#### Work to complete:
Rewrite the paragraph in the forum thread that begins "In the other topic I linked" as a short bulleted list, keeping its main facts.
** Opening Text segment block **
It was about rootless Docker but that might help you as well. At the end of the discussion there is link to the OpenSuse bugtracker.

I moved it for you and also edited your first post. Please, share different type of outputs in separate code blocks. That helps people to understand your quetion easier.

1 Like

Rather different issue, being network access for docker it self versus docker containers, but I tried the hack fix of replacing the hosts /etc/resolv.conf link with a file and that didn’t help.

If I remember correctly, it was about both, using the Docker daemon to pull images was just the first step because of Rootless Docker. A rootless Docker is a kind of Docker in container. But of course it’s a different issue. That was about rootless Docker and yours is probably not rootless. It is still on a not officially supported Linux distribution which I don’t use, except when I spend hours to reproduce the issue to help :slight_smile:

In the other topic I linked the original issue was not being able to access the built-in DNS server of the Rootless Docker. Everything else was just a consequence. We could ping every IP there too. That’s why I think you could have a better luck finding a solution in an OpenSuse forum.

We could also ask for a bugtracker link in the other topic. I’m going to to that mentioning this topic too.

In the meantime, checking your question again I’ve noticed you set the DNS server in the compose file, although in case of user-defined Docker networks, don’t expect the resolv.conf containing those DNS servers. Since Docker lets you use service names as domain names, it has to run its own DNS server and forward request to your DNS servers when it doesn’t know about the domain.
** Closing Text segment block **
** Opening Given data block **
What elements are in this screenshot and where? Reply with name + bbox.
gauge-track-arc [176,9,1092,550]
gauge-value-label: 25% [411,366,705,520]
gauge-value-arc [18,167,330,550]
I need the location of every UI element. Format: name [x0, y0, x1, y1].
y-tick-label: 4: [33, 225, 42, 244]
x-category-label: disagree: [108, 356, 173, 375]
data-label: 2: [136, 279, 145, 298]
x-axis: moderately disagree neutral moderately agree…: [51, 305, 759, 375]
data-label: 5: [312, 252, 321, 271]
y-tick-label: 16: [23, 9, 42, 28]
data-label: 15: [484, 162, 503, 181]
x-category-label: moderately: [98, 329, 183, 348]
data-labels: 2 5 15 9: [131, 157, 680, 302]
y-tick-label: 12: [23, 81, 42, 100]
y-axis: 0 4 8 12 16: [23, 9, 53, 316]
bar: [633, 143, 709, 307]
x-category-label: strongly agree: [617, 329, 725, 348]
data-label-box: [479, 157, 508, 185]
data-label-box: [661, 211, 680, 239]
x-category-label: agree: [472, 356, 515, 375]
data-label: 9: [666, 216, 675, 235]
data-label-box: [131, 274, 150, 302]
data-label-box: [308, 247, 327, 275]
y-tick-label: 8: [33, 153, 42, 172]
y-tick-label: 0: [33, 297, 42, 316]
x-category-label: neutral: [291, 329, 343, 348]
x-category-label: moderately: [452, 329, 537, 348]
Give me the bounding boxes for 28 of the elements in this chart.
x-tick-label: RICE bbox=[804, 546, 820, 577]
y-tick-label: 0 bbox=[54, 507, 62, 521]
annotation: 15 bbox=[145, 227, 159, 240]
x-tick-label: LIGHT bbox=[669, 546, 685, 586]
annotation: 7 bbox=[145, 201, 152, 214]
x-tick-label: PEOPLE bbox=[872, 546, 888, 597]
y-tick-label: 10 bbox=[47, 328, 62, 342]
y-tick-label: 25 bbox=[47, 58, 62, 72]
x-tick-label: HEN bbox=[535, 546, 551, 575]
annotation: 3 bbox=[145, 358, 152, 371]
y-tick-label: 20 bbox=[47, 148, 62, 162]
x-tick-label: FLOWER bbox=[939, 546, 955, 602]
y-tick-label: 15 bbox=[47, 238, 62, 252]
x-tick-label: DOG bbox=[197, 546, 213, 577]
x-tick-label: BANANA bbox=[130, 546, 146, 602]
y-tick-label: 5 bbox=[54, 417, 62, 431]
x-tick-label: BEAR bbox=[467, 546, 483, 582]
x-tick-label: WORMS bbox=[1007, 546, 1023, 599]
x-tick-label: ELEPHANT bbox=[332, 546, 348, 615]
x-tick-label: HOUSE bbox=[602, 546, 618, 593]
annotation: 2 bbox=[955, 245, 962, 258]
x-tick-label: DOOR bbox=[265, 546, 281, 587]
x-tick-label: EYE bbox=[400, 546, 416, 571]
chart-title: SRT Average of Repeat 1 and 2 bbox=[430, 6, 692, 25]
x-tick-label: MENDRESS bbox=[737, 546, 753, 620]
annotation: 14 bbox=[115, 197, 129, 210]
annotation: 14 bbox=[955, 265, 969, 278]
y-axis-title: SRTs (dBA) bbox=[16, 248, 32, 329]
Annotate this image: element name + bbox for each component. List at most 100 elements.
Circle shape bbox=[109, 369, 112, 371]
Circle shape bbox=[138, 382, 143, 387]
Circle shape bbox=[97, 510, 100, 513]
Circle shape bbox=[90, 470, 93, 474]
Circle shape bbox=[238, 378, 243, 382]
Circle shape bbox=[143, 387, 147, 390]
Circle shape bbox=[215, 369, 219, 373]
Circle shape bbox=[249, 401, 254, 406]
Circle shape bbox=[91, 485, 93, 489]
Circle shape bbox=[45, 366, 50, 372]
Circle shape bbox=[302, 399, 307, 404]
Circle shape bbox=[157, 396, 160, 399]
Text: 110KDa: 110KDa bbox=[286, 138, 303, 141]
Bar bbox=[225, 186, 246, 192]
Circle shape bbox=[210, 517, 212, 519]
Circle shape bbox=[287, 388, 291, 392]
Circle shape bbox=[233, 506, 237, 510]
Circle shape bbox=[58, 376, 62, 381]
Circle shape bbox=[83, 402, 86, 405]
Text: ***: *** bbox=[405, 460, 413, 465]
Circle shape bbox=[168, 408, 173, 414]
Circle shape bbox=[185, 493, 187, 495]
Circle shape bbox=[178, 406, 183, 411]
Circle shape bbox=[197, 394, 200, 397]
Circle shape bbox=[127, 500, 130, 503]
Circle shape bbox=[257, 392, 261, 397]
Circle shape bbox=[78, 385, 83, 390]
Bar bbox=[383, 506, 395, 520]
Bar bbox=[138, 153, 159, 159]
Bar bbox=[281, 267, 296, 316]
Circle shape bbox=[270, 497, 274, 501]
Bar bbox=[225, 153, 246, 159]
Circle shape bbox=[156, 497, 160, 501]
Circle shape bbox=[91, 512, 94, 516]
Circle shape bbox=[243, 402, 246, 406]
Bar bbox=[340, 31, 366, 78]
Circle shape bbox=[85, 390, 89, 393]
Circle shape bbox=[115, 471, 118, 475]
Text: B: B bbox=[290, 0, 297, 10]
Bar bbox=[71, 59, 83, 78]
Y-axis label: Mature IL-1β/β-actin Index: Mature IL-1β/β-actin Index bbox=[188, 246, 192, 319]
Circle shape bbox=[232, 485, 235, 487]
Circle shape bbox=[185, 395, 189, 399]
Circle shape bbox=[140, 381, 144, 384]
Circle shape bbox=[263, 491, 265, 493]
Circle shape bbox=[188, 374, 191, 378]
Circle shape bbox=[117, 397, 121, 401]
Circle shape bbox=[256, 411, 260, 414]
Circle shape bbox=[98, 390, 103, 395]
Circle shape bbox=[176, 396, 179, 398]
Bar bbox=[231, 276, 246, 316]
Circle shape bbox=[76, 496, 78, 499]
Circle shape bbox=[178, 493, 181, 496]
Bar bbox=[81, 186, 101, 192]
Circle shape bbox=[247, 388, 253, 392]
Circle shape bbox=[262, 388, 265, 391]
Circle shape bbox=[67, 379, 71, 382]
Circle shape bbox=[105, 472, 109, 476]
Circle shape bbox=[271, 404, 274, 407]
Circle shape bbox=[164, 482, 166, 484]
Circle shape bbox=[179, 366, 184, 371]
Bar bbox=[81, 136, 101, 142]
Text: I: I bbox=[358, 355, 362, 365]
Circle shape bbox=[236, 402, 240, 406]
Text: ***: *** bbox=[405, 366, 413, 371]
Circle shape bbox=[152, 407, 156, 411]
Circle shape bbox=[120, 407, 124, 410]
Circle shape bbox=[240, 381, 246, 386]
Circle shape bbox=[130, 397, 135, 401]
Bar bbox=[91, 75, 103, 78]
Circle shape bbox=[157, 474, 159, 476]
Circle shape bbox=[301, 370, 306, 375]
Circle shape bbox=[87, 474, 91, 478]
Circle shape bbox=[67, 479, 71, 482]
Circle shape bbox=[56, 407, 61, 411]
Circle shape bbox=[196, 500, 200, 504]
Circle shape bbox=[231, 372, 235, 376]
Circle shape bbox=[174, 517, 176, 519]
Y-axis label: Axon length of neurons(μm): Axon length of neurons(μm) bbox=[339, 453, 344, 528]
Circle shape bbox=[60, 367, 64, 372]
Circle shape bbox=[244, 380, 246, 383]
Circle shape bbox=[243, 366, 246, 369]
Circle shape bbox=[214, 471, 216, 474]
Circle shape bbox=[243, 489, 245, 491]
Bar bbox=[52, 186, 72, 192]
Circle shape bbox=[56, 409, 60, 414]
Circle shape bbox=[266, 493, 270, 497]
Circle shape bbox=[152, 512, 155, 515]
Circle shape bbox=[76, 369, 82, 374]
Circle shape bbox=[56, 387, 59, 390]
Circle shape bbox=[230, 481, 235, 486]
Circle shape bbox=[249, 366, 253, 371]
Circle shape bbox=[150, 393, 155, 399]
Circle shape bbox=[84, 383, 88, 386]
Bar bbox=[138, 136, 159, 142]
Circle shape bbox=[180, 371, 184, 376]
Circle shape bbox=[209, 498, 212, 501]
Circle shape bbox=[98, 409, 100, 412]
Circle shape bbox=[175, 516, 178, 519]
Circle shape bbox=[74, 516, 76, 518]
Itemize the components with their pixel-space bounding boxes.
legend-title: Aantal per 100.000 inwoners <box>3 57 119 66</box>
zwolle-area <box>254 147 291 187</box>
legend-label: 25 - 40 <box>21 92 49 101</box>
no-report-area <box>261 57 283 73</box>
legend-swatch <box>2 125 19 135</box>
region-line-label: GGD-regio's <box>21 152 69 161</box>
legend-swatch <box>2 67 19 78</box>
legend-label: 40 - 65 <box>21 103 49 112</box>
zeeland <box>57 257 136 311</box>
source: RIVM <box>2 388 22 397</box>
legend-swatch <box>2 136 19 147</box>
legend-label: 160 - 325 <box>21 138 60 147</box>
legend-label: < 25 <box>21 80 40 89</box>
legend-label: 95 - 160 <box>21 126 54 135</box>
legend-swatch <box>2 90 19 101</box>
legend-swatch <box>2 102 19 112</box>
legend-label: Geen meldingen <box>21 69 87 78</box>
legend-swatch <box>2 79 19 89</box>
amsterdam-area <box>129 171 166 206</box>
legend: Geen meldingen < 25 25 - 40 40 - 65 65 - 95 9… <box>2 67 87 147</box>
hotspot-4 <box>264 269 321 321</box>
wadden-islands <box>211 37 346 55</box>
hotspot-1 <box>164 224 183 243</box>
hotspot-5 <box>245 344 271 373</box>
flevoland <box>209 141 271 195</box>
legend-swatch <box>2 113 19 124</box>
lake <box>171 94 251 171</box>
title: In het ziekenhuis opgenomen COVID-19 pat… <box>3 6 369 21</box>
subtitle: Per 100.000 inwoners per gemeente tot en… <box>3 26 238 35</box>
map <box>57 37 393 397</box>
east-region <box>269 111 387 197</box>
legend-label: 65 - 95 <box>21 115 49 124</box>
** Closing Given data block **
#### Solution:
- In the linked topic, the original problem was that the built-in DNS server of Rootless Docker could not be reached.
- Every other problem there followed from that.
- Every IP could be pinged in that case too.
- For that reason, a solution may be easier to find in an OpenSuse forum.